→ **Work instructions**
Tally the lines of the listing that contain the string "משפט". Give the number and nothing else.

[Dataset items]
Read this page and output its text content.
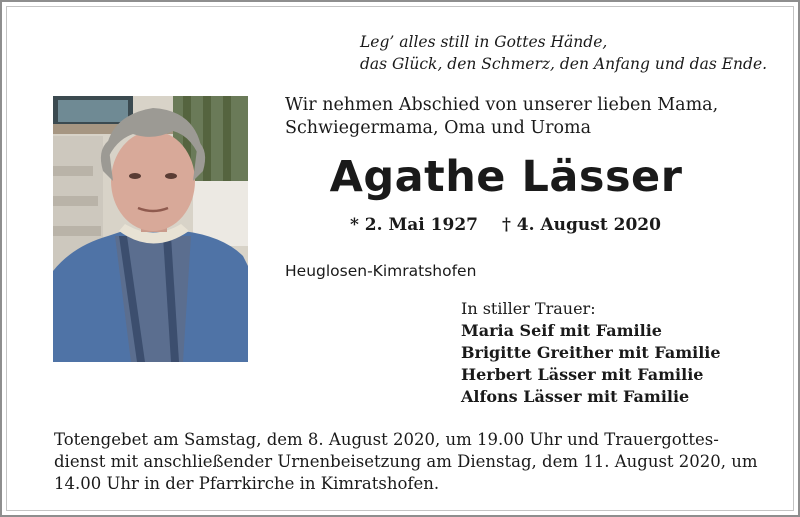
Leg’ alles still in Gottes Hände,
das Glück, den Schmerz, den Anfang und das Ende.
Wir nehmen Abschied von unserer lieben Mama,
Schwiegermama, Oma und Uroma
Agathe Lässer
* 2. Mai 1927 † 4. August 2020
Heuglosen-Kimratshofen
In stiller Trauer:
Maria Seif mit Familie
Brigitte Greither mit Familie
Herbert Lässer mit Familie
Alfons Lässer mit Familie
Totengebet am Samstag, dem 8. August 2020, um 19.00 Uhr und Trauergottes-
dienst mit anschließender Urnenbeisetzung am Dienstag, dem 11. August 2020, um
14.00 Uhr in der Pfarrkirche in Kimratshofen.
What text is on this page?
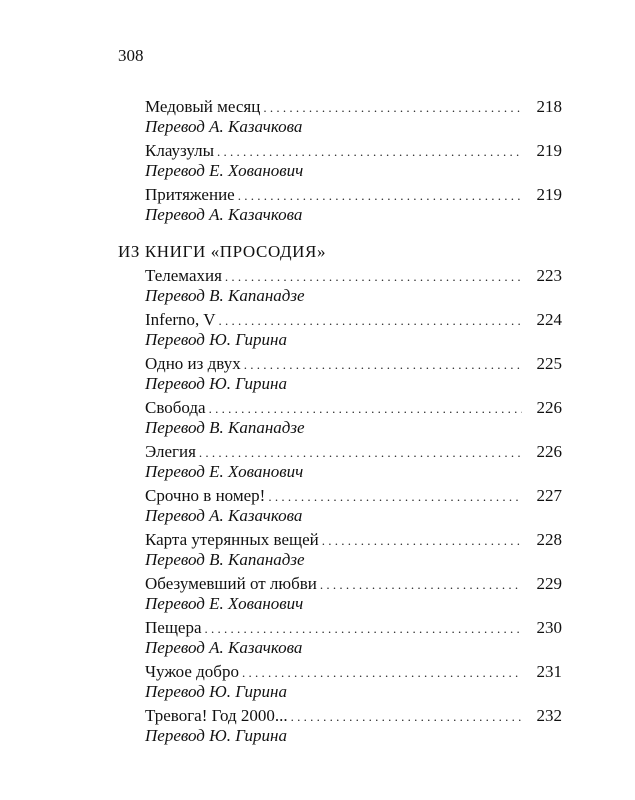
308
Медовый месяц . . .	218
Перевод А. Казачкова
Клаузулы . . .	219
Перевод Е. Хованович
Притяжение . . .	219
Перевод А. Казачкова
ИЗ КНИГИ «ПРОСОДИЯ»
Телемахия . . .	223
Перевод В. Капанадзе
Inferno, V . . .	224
Перевод Ю. Гирина
Одно из двух . . .	225
Перевод Ю. Гирина
Свобода . . .	226
Перевод В. Капанадзе
Элегия . . .	226
Перевод Е. Хованович
Срочно в номер! . . .	227
Перевод А. Казачкова
Карта утерянных вещей . . .	228
Перевод В. Капанадзе
Обезумевший от любви . . .	229
Перевод Е. Хованович
Пещера . . .	230
Перевод А. Казачкова
Чужое добро . . .	231
Перевод Ю. Гирина
Тревога! Год 2000... . . .	232
Перевод Ю. Гирина
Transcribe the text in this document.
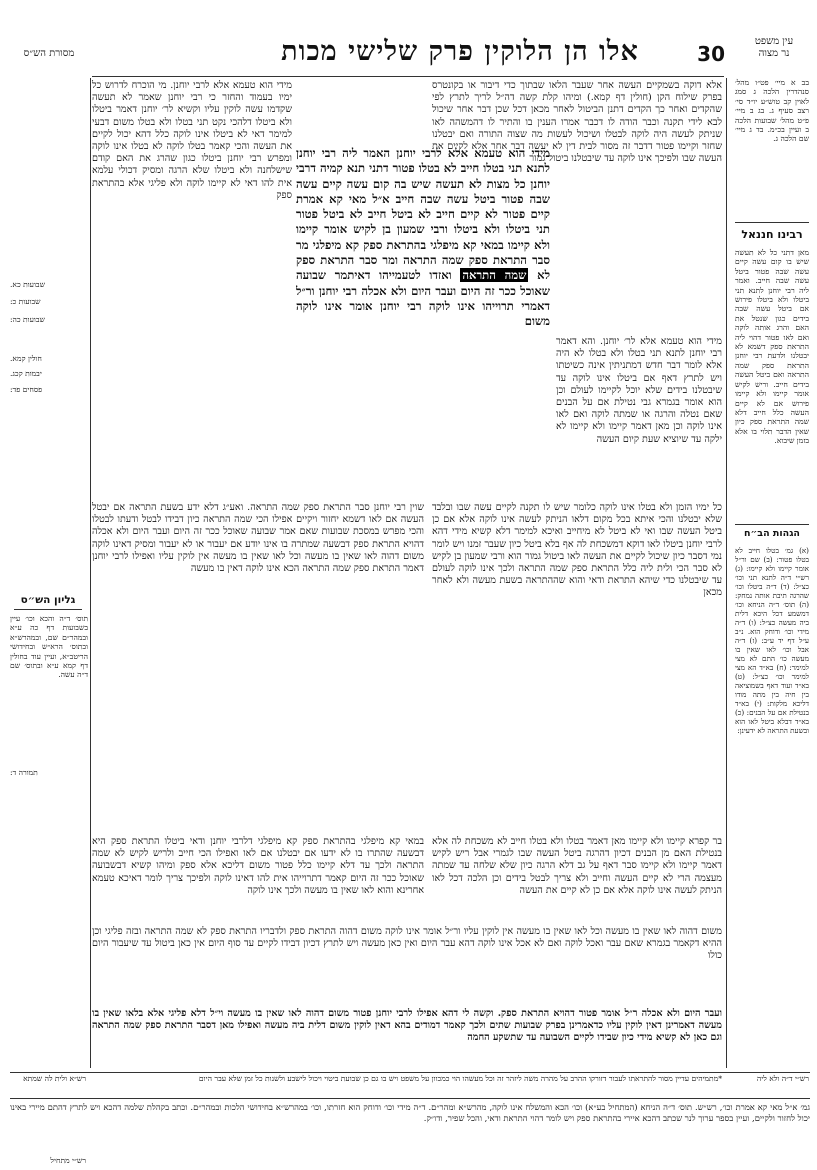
30
אלו הן הלוקין פרק שלישי מכות
מסורת הש״ס
עין משפט
נר מצוה
בב א מיי׳ פט״ו מהל׳ סנהדרין הלכה ג סמג לאוין קב טוש״ע יו״ד סי׳ רצב סעיף ג. בג ב מיי׳ פ״ט מהל׳ שבועות הלכה ב ועיין בכ״מ. בד ג מיי׳ שם הלכה ג.
רבינו חננאל
מאן דתני כל לא תעשה שיש בו קום עשה קיים עשה שבה פטור ביטל עשה שבה חייב. ואמר ליה רבי יוחנן לתנא תני ביטלו ולא ביטלו פירוש אם ביטל עשה שבה בידים כגון שנטל את האם והרג אותה לוקה ואם לאו פטור דהוי ליה התראת ספק דשמא לא יבטלנו ולדעת רבי יוחנן התראת ספק שמה התראה ואם ביטל העשה בידים חייב. וריש לקיש אומר קיימו ולא קיימו פירוש אם לא קיים העשה כלל חייב דלא שמה התראת ספק כיון שאין הדבר תלוי בו אלא בזמן שיבוא.
הגהות הב״ח
(א) גמ׳ בטלו חייב לא בטלו פטור: (ב) שם ור״ל אומר קיימו ולא קיימו: (ג) רש״י ד״ה לתנא תני וכו׳ כצ״ל: (ד) ד״ה ביטלו וכו׳ שהרגה תיבת אותה נמחק: (ה) תוס׳ ד״ה הניחא וכו׳ דמשמע דכל היכא דלית ביה מעשה כצ״ל: (ו) ד״ה מידי וכו׳ ודוחק הוא. נ״ב ע״ל דף יד ע״ב: (ז) ד״ה אבל וכו׳ לאו שאין בו מעשה כו׳ התם לא מצי למימר: (ח) בא״ד הא מצי למימר וכו׳ כצ״ל: (ט) בא״ד ועוד דאף בשמוציאה בין חיה בין מתה מודו דליכא מלקות: (י) בא״ד בנטילת אם על הבנים: (כ) בא״ד דבלא ביטל לאו הוא ובשעת התראה לא ידעינן:
שבועות כא.
שבועות כ:
שבועות כה:
חולין קמא.
יבמות קכג.
פסחים פד:
גליון הש״ס
תוס׳ ד״ה והכא וכו׳ עיין בשבועות דף כה ע״א ובמהר״ם שם, ובמהרש״א ובתוס׳ הרא״ש ובחידושי הריטב״א, ועיין עוד בחולין דף קמא ע״א ובתוס׳ שם ד״ה עשה.
תמורה ד:
אלא דוקה בשמקיים העשה אחר שעבר הלאו שבתוך כדי דיבור או בקונטרס בפרק שילוח הקן (חולין דף קמא.) ומיהו קלת קשה דה״ל לריך לתרץ לפי שהקדים ואחר כך הקדים דתנן הביטול לאחר מכאן דכל שכן דבר אחר שיכול לבא לידי תקנה וכבר הודה לו דכבר אמרו הענין בו והתיר לו דהמשהה לאו שניתק לעשה היה לוקה לבטלו ושיכול לעשות מה שצוה התורה ואם יבטלנו שחזר וקיימו פטור דדבר זה מסור לבית דין לא יעשה דבר אחר אלא לקיים את העשה שבו ולפיכך אינו לוקה עד שיבטלנו ביטול גמור
מידי הוא טעמא אלא לרבי יוחנן. מי הוכרח לדרוש כל ימיו בעמוד והחזר כי רבי יוחנן שאמר לא תעשה שקדמו עשה לוקין עליו וקשיא לר׳ יוחנן דאמר ביטלו ולא ביטלו דלהכי נקט תני בטלו ולא בטלו משום דבעי למימר דאי לא ביטלו אינו לוקה כלל דהא יכול לקיים את העשה והכי קאמר בטלו לוקה לא בטלו אינו לוקה ומפרש רבי יוחנן ביטלו כגון שהרג את האם קודם שישלחנה ולא ביטלו שלא הרגה ומסיק דכולי עלמא אית להו דאי לא קיימו לוקה ולא פליגי אלא בהתראת ספק
מידי הוא טעמא אלא לרבי יוחנן האמר ליה רבי יוחנן לתנא תני בטלו חייב לא בטלו פטור דתני תנא קמיה דרבי יוחנן כל מצות לא תעשה שיש בה קום עשה קיים עשה שבה פטור ביטל עשה שבה חייב א״ל מאי קא אמרת קיים פטור לא קיים חייב לא ביטל חייב לא ביטל פטור תני ביטלו ולא ביטלו ורבי שמעון בן לקיש אומר קיימו ולא קיימו במאי קא מיפלגי בהתראת ספק קא מיפלגי מר סבר התראת ספק שמה התראה ומר סבר התראת ספק לא שמה התראה ואזדו לטעמייהו דאיתמר שבועה שאוכל ככר זה היום ועבר היום ולא אכלה רבי יוחנן ור״ל דאמרי תרוייהו אינו לוקה רבי יוחנן אומר אינו לוקה משום
מידי הוא טעמא אלא לר׳ יוחנן. והא דאמר רבי יוחנן לתנא תני בטלו ולא בטלו לא היה אלא לומר דבר חדש דמתניתין אינה כשיטתו ויש לתרץ דאף אם ביטלו אינו לוקה עד שיבטלנו בידים שלא יוכל לקיימו לעולם וכן הוא אומר בגמרא גבי נטילת אם על הבנים שאם נטלה והרגה או שמתה לוקה ואם לאו אינו לוקה וכן מאן דאמר קיימו ולא קיימו לא ילקה עד שיוציא שעת קיום העשה
כל ימיו הזמן ולא בטלו אינו לוקה כלומר שיש לו תקנה לקיים עשה שבו ובלבד שלא יבטלנו והכי איתא בכל מקום דלאו הניתק לעשה אינו לוקה אלא אם כן ביטל העשה שבו ואי לא ביטל לא מיחייב ואיכא למימר דלא קשיא מידי דהא לרבי יוחנן ביטלו לאו דוקא דמשכחת לה אף בלא ביטל כיון שעבר זמנו ויש לומר נמי דסבר כיון שיכול לקיים את העשה לאו ביטול גמור הוא ורבי שמעון בן לקיש לא סבר הכי ולית ליה כלל התראת ספק שמה התראה ולכך אינו לוקה לעולם עד שיבטלנו כדי שיהא התראת ודאי והוא שההתראה בשעת מעשה ולא לאחר מכאן
שוין רבי יוחנן סבר התראת ספק שמה התראה. ואע״ג דלא ידע בשעת התראה אם יבטל העשה אם לאו דשמא יחזור ויקיים אפילו הכי שמה התראה כיון דבידו לבטל ודעתו לבטלו והכי מפרש במסכת שבועות שאם אמר שבועה שאוכל ככר זה היום ועבר היום ולא אכלה דהויא התראת ספק דבשעה שמתרה בו אינו יודע אם יעבור או לא יעבור ומסיק דאינו לוקה משום דהוה לאו שאין בו מעשה וכל לאו שאין בו מעשה אין לוקין עליו ואפילו לרבי יוחנן דאמר התראת ספק שמה התראה הכא אינו לוקה דאין בו מעשה
בר קפרא קיימו ולא קיימו מאן דאמר בטלו ולא בטלו חייב לא משכחת לה אלא בנטילת האם מן הבנים דכיון דהרגה ביטל העשה שבו לגמרי אבל ריש לקיש דאמר קיימו ולא קיימו סבר דאף על גב דלא הרגה כיון שלא שלחה עד שמתה מעצמה הרי לא קיים העשה וחייב ולא צריך לבטל בידים וכן הלכה דכל לאו הניתק לעשה אינו לוקה אלא אם כן לא קיים את העשה
במאי קא מיפלגי בהתראת ספק קא מיפלגי דלרבי יוחנן ודאי ביטלו התראת ספק היא דבשעה שהתרו בו לא ידעו אם יבטלנו אם לאו ואפילו הכי חייב ולריש לקיש לא שמה התראה ולכך עד דלא קיימו כלל פטור משום דליכא אלא ספק ומיהו קשיא דבשבועה שאוכל ככר זה היום קאמר דתרוייהו אית להו דאינו לוקה ולפיכך צריך לומר דאיכא טעמא אחרינא והוא לאו שאין בו מעשה ולכך אינו לוקה
משום דהוה לאו שאין בו מעשה וכל לאו שאין בו מעשה אין לוקין עליו ור״ל אומר אינו לוקה משום דהוה התראת ספק ולדבריו התראת ספק לא שמה התראה ובזה פליגי וכן ההיא דקאמר בגמרא שאם עבר ואכל לוקה ואם לא אכל אינו לוקה דהא עבר היום ואין כאן מעשה ויש לתרץ דכיון דבידו לקיים עד סוף היום אין כאן ביטול עד שיעבור היום כולו
ועבר היום ולא אכלה ר״ל אומר פטור דהויא התראת ספק. וקשה לי דהא אפילו לרבי יוחנן פטור משום דהוה לאו שאין בו מעשה וי״ל דלא פליגי אלא בלאו שאין בו מעשה דאמרינן דאין לוקין עליו כדאמרינן בפרק שבועות שתים ולכך קאמר דמודים בהא דאין לוקין משום דלית ביה מעשה ואפילו מאן דסבר התראת ספק שמה התראה וגם כאן לא קשיא מידי כיון שבידו לקיים השבועה עד שתשקע החמה
*מתמיהים עדיין מסור להתראתו לעבור דזורקו ההרב על מהרה משה ליזהר זה וכל מעשהו הוי כמכוון על משפט ויש בו גם כן שבועת ביטוי ויכול לישבע ולשנות כל זמן שלא עבר היום	רש״י ד״ה ולא ליה
רש״א ולית לה שמתא
גמ׳ א״ל מאי קא אמרת וכו׳, רש״ש. תוס׳ ד״ה הניחא (המתחיל בע״א) וכו׳ הכא והמשלח אינו לוקה, מהרש״א ומהר״ם. ד״ה מידי וכו׳ ודוחק הוא חזרתו, וכו׳ במהרש״א בחידושי הלכות ובמהר״ם. וכתב בקהלת שלמה דהכא ויש לתרץ דהתם מיירי באינו יכול לחזור ולקיים, ועיין בספר ערוך לנר שכתב דהכא איירי בהתראת ספק ויש לומר דהוי התראת ודאי, והכל שפיר, ודו״ק.
רש״י מתחיל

→ **Answer to the task**
2